Your goal → Word for word, restate every line of the material.

Material for the task →
╔══

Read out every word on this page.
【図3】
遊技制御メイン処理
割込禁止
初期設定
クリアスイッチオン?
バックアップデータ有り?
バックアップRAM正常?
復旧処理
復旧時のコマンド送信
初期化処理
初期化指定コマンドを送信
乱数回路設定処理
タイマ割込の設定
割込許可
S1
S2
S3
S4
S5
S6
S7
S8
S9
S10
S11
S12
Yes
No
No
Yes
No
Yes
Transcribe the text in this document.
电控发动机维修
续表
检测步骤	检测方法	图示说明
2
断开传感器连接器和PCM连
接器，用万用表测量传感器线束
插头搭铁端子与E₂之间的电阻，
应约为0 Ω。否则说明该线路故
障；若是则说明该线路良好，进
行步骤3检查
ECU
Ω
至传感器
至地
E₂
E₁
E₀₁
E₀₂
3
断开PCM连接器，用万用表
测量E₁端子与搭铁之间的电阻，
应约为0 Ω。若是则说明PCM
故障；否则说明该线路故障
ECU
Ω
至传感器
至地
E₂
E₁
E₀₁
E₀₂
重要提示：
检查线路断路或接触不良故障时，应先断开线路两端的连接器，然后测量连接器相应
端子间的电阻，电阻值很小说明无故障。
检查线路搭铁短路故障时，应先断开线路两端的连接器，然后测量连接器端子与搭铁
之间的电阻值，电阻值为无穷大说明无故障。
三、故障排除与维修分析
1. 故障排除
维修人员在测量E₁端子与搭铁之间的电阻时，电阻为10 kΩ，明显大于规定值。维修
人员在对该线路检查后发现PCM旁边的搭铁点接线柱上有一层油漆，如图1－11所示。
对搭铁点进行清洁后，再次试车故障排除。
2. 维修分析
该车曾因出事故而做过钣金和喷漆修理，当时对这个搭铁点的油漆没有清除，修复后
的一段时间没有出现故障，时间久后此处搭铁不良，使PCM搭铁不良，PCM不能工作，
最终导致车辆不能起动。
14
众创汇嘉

╚══

Written solution →
Read out every word on this page.
【図3】
遊技制御メイン処理
割込禁止
初期設定
クリアスイッチオン?
バックアップデータ有り?
バックアップRAM正常?
復旧処理
復旧時のコマンド送信
初期化処理
初期化指定コマンドを送信
乱数回路設定処理
タイマ割込の設定
割込許可
S1
S2
S3
S4
S5
S6
S7
S8
S9
S10
S11
S12
Yes
No
No
Yes
No
Yes
Transcribe the text in this document.
电控发动机维修
续表
检测步骤	检测方法	图示说明
2
断开传感器连接器和PCM连
接器，用万用表测量传感器线束
插头搭铁端子与E₂之间的电阻，
应约为0 Ω。否则说明该线路故
障；若是则说明该线路良好，进
行步骤3检查
ECU
Ω
至传感器
至地
E₂
E₁
E₀₁
E₀₂
3
断开PCM连接器，用万用表
测量E₁端子与搭铁之间的电阻，
应约为0 Ω。若是则说明PCM
故障；否则说明该线路故障
ECU
Ω
至传感器
至地
E₂
E₁
E₀₁
E₀₂
重要提示：
检查线路断路或接触不良故障时，应先断开线路两端的连接器，然后测量连接器相应
端子间的电阻，电阻值很小说明无故障。
检查线路搭铁短路故障时，应先断开线路两端的连接器，然后测量连接器端子与搭铁
之间的电阻值，电阻值为无穷大说明无故障。
三、故障排除与维修分析
1. 故障排除
维修人员在测量E₁端子与搭铁之间的电阻时，电阻为10 kΩ，明显大于规定值。维修
人员在对该线路检查后发现PCM旁边的搭铁点接线柱上有一层油漆，如图1－11所示。
对搭铁点进行清洁后，再次试车故障排除。
2. 维修分析
该车曾因出事故而做过钣金和喷漆修理，当时对这个搭铁点的油漆没有清除，修复后
的一段时间没有出现故障，时间久后此处搭铁不良，使PCM搭铁不良，PCM不能工作，
最终导致车辆不能起动。
14
众创汇嘉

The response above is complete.